### AIM:
In your copy, repeat the records exactly and leave out the pictures.

-- -- --

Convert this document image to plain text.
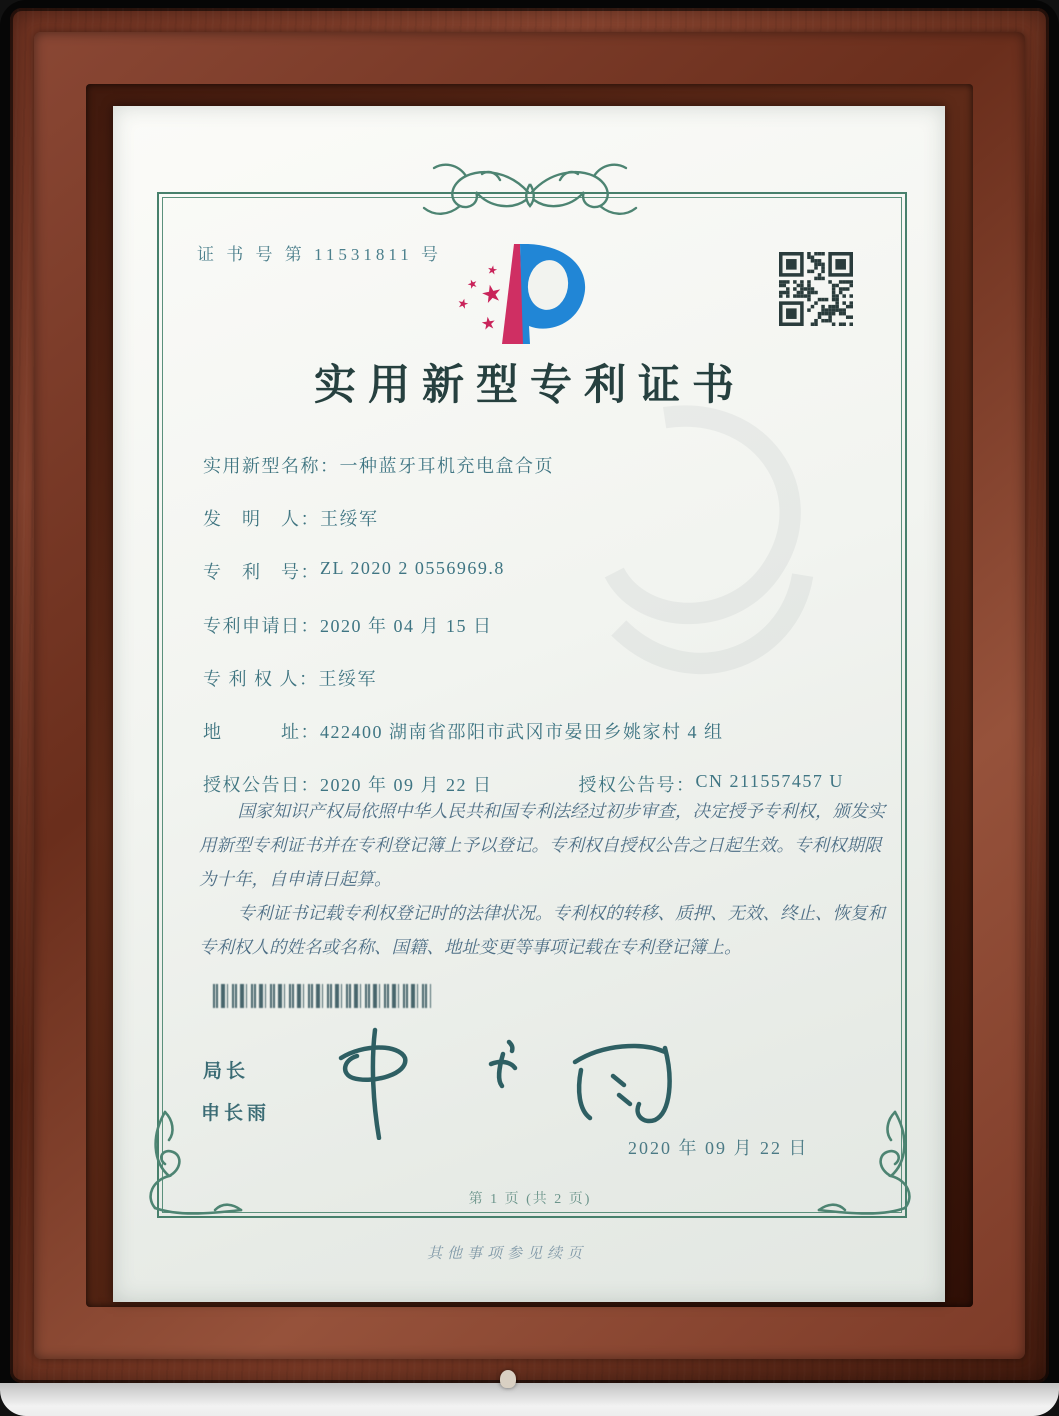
证 书 号 第 11531811 号
★
★
★
★
★
实用新型专利证书
实用新型名称： 一种蓝牙耳机充电盒合页
发　明　人： 王绥军
专　利　号： ZL 2020 2 0556969.8
专利申请日： 2020 年 04 月 15 日
专 利 权 人： 王绥军
地　　　址： 422400 湖南省邵阳市武冈市晏田乡姚家村 4 组
授权公告日： 2020 年 09 月 22 日	授权公告号： CN 211557457 U

国家知识产权局依照中华人民共和国专利法经过初步审查，决定授予专利权，颁发实用新型专利证书并在专利登记簿上予以登记。专利权自授权公告之日起生效。专利权期限为十年，自申请日起算。

专利证书记载专利权登记时的法律状况。专利权的转移、质押、无效、终止、恢复和专利权人的姓名或名称、国籍、地址变更等事项记载在专利登记簿上。

局长
申长雨
2020 年 09 月 22 日
第 1 页 (共 2 页)
其他事项参见续页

-- -- --

### WORKED SOLUTION:
Convert this document image to plain text.
证 书 号 第 11531811 号
★
★
★
★
★
实用新型专利证书
实用新型名称： 一种蓝牙耳机充电盒合页
发　明　人： 王绥军
专　利　号： ZL 2020 2 0556969.8
专利申请日： 2020 年 04 月 15 日
专 利 权 人： 王绥军
地　　　址： 422400 湖南省邵阳市武冈市晏田乡姚家村 4 组
授权公告日： 2020 年 09 月 22 日	授权公告号： CN 211557457 U

国家知识产权局依照中华人民共和国专利法经过初步审查，决定授予专利权，颁发实用新型专利证书并在专利登记簿上予以登记。专利权自授权公告之日起生效。专利权期限为十年，自申请日起算。

专利证书记载专利权登记时的法律状况。专利权的转移、质押、无效、终止、恢复和专利权人的姓名或名称、国籍、地址变更等事项记载在专利登记簿上。

局长
申长雨
2020 年 09 月 22 日
第 1 页 (共 2 页)
其他事项参见续页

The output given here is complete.